----- DATA SHOWN -----

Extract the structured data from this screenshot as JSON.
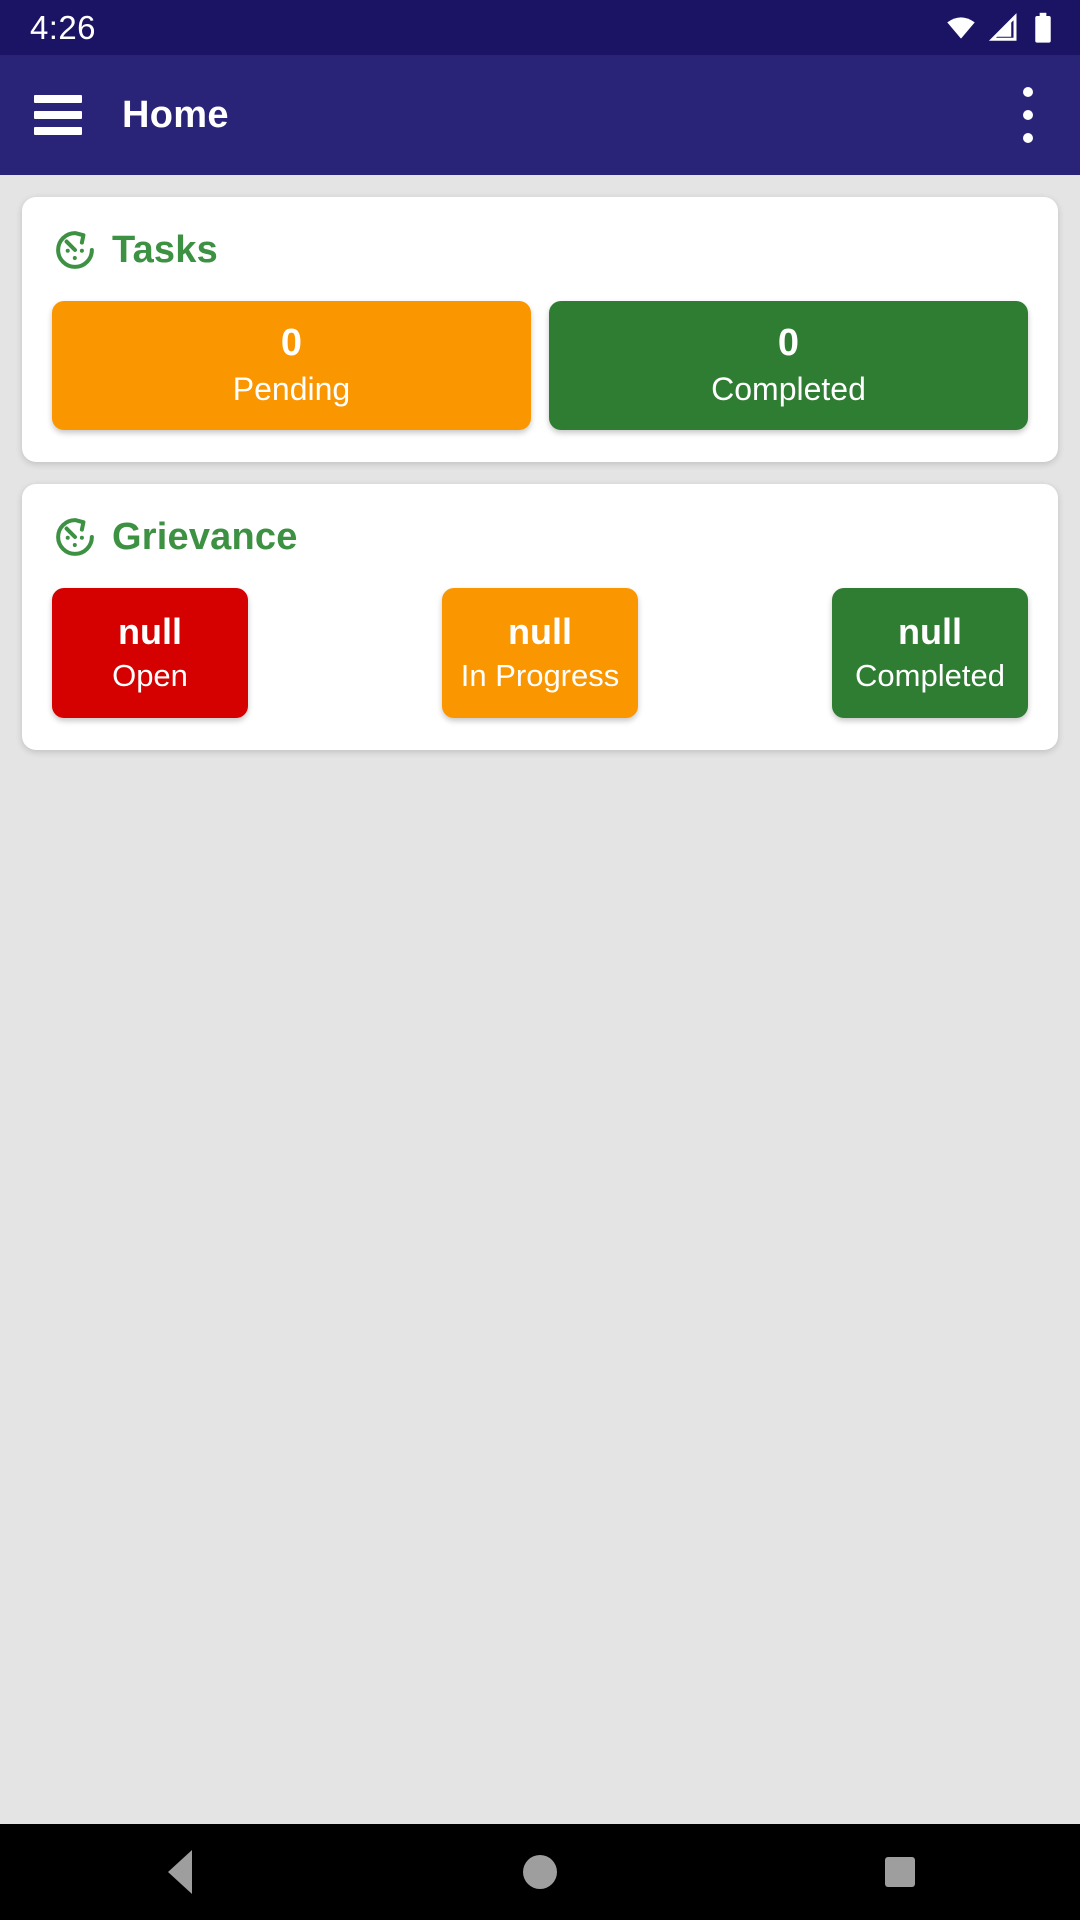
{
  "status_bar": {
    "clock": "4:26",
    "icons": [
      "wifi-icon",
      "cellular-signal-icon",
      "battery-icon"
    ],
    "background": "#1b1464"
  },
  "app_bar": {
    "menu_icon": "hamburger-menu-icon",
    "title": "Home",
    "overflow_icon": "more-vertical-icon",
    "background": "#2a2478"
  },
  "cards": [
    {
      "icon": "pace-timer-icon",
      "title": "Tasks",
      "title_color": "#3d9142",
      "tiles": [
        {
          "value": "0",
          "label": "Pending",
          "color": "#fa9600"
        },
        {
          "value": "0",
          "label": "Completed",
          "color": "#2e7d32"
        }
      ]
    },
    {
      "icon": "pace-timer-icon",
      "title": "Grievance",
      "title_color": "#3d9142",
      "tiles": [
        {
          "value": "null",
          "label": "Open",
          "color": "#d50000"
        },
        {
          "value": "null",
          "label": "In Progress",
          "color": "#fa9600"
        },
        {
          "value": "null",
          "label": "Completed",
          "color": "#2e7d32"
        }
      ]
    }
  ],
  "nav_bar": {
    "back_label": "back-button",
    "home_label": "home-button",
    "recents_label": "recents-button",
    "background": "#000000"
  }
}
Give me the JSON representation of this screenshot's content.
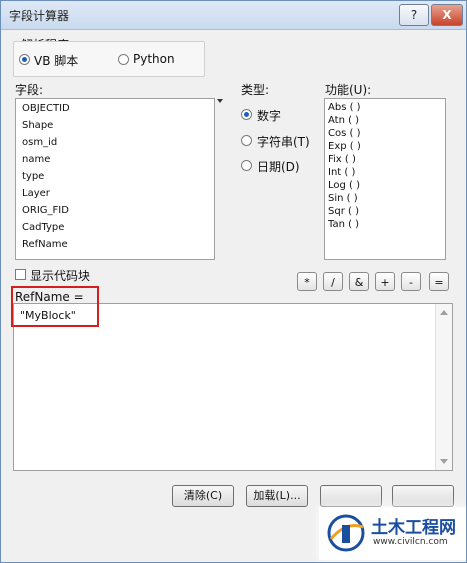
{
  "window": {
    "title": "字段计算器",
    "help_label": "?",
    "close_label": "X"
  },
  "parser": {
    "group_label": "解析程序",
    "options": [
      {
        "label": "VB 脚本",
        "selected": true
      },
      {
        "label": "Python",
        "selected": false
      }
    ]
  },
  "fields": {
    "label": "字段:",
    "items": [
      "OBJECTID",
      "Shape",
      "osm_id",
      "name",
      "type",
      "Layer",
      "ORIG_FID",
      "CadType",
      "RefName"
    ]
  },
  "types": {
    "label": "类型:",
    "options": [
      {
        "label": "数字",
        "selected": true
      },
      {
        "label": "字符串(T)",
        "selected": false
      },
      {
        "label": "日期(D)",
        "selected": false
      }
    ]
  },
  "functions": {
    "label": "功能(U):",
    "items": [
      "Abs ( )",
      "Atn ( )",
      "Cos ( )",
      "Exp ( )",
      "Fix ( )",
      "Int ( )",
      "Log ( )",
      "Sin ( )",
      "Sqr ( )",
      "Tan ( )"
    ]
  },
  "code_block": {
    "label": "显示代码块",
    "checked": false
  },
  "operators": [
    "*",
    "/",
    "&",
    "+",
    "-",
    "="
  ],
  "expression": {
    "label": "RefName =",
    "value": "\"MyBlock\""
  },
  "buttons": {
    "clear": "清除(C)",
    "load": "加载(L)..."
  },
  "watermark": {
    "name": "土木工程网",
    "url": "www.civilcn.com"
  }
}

-----

> **PROBLEM DETAILS**:
Transcribe every entry word for word, but skip the pictures.

> **FINAL ANSWER**:
Extract the structured data from this screenshot as JSON.
{
  "status_bar": {
    "clock": "4:26",
    "icons": [
      "wifi-icon",
      "cellular-signal-icon",
      "battery-icon"
    ],
    "background": "#1b1464"
  },
  "app_bar": {
    "menu_icon": "hamburger-menu-icon",
    "title": "Home",
    "overflow_icon": "more-vertical-icon",
    "background": "#2a2478"
  },
  "cards": [
    {
      "icon": "pace-timer-icon",
      "title": "Tasks",
      "title_color": "#3d9142",
      "tiles": [
        {
          "value": "0",
          "label": "Pending",
          "color": "#fa9600"
        },
        {
          "value": "0",
          "label": "Completed",
          "color": "#2e7d32"
        }
      ]
    },
    {
      "icon": "pace-timer-icon",
      "title": "Grievance",
      "title_color": "#3d9142",
      "tiles": [
        {
          "value": "null",
          "label": "Open",
          "color": "#d50000"
        },
        {
          "value": "null",
          "label": "In Progress",
          "color": "#fa9600"
        },
        {
          "value": "null",
          "label": "Completed",
          "color": "#2e7d32"
        }
      ]
    }
  ],
  "nav_bar": {
    "back_label": "back-button",
    "home_label": "home-button",
    "recents_label": "recents-button",
    "background": "#000000"
  }
}
Give me the JSON representation of this screenshot's content.
{
  "window": {
    "title": "字段计算器",
    "help_label": "?",
    "close_label": "X"
  },
  "parser": {
    "group_label": "解析程序",
    "options": [
      {
        "label": "VB 脚本",
        "selected": true
      },
      {
        "label": "Python",
        "selected": false
      }
    ]
  },
  "fields": {
    "label": "字段:",
    "items": [
      "OBJECTID",
      "Shape",
      "osm_id",
      "name",
      "type",
      "Layer",
      "ORIG_FID",
      "CadType",
      "RefName"
    ]
  },
  "types": {
    "label": "类型:",
    "options": [
      {
        "label": "数字",
        "selected": true
      },
      {
        "label": "字符串(T)",
        "selected": false
      },
      {
        "label": "日期(D)",
        "selected": false
      }
    ]
  },
  "functions": {
    "label": "功能(U):",
    "items": [
      "Abs ( )",
      "Atn ( )",
      "Cos ( )",
      "Exp ( )",
      "Fix ( )",
      "Int ( )",
      "Log ( )",
      "Sin ( )",
      "Sqr ( )",
      "Tan ( )"
    ]
  },
  "code_block": {
    "label": "显示代码块",
    "checked": false
  },
  "operators": [
    "*",
    "/",
    "&",
    "+",
    "-",
    "="
  ],
  "expression": {
    "label": "RefName =",
    "value": "\"MyBlock\""
  },
  "buttons": {
    "clear": "清除(C)",
    "load": "加载(L)..."
  },
  "watermark": {
    "name": "土木工程网",
    "url": "www.civilcn.com"
  }
}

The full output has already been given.